* **Stated goal**: Without the pictures, return all of the material exactly as written.

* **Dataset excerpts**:
^^^^

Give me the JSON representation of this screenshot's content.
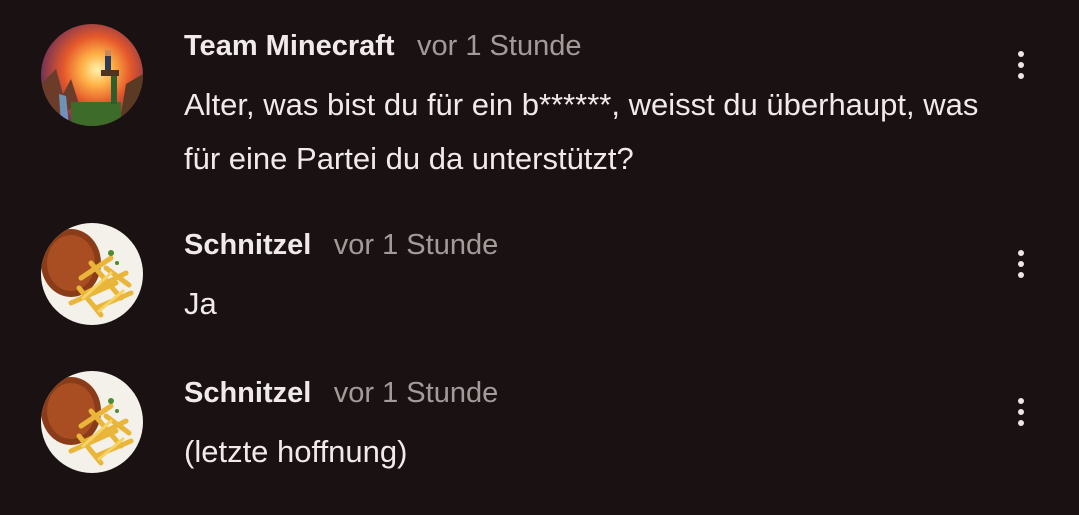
{
  "comments": [
    {
      "author": "Team Minecraft",
      "time": "vor 1 Stunde",
      "text": "Alter, was bist du für ein b******, weisst du überhaupt, was für eine Partei du da unterstützt?",
      "avatar_icon": "minecraft-sunset-avatar",
      "menu_icon": "more-vert-icon"
    },
    {
      "author": "Schnitzel",
      "time": "vor 1 Stunde",
      "text": "Ja",
      "avatar_icon": "schnitzel-fries-avatar",
      "menu_icon": "more-vert-icon"
    },
    {
      "author": "Schnitzel",
      "time": "vor 1 Stunde",
      "text": "(letzte hoffnung)",
      "avatar_icon": "schnitzel-fries-avatar",
      "menu_icon": "more-vert-icon"
    }
  ],
  "colors": {
    "background": "#1a1212",
    "primary_text": "#f1eaea",
    "secondary_text": "#a59a9a"
  }
}
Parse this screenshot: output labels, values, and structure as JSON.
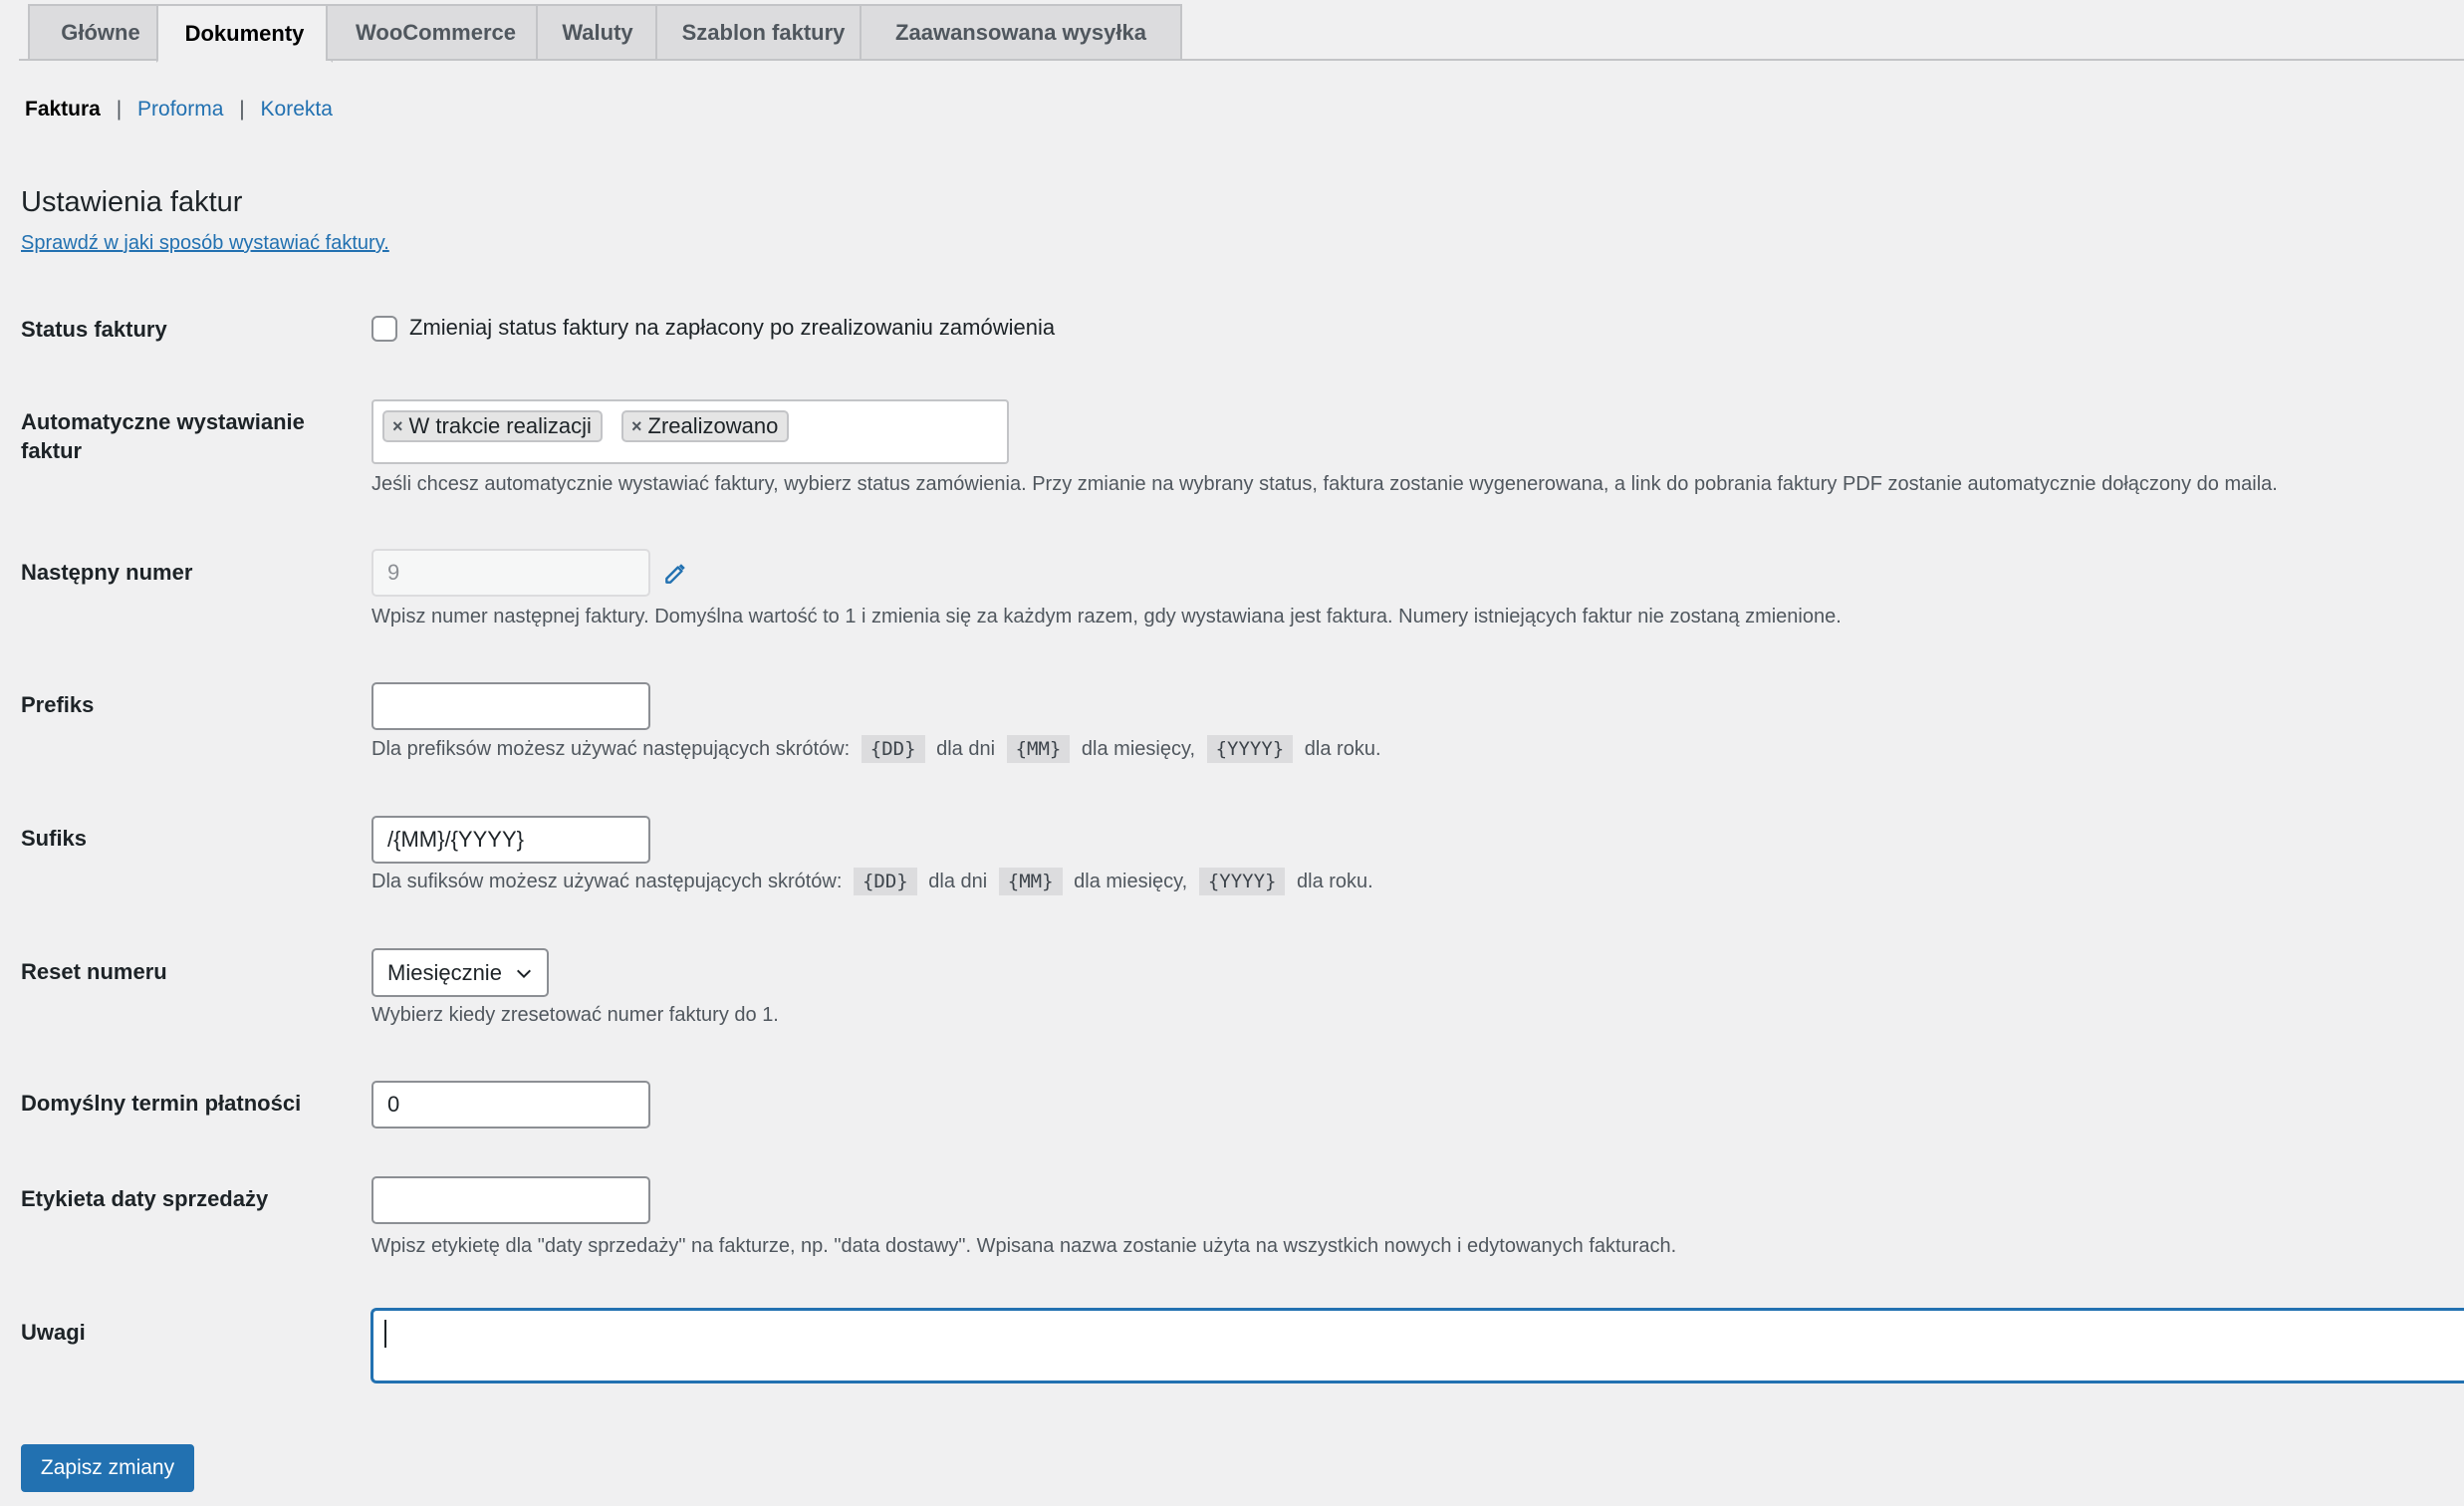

^^^^

* **Exercise response**:
Give me the JSON representation of this screenshot's content.
{
  "comments": [
    {
      "author": "Team Minecraft",
      "time": "vor 1 Stunde",
      "text": "Alter, was bist du für ein b******, weisst du überhaupt, was für eine Partei du da unterstützt?",
      "avatar_icon": "minecraft-sunset-avatar",
      "menu_icon": "more-vert-icon"
    },
    {
      "author": "Schnitzel",
      "time": "vor 1 Stunde",
      "text": "Ja",
      "avatar_icon": "schnitzel-fries-avatar",
      "menu_icon": "more-vert-icon"
    },
    {
      "author": "Schnitzel",
      "time": "vor 1 Stunde",
      "text": "(letzte hoffnung)",
      "avatar_icon": "schnitzel-fries-avatar",
      "menu_icon": "more-vert-icon"
    }
  ],
  "colors": {
    "background": "#1a1212",
    "primary_text": "#f1eaea",
    "secondary_text": "#a59a9a"
  }
}
Parse this screenshot: output labels, values, and structure as JSON.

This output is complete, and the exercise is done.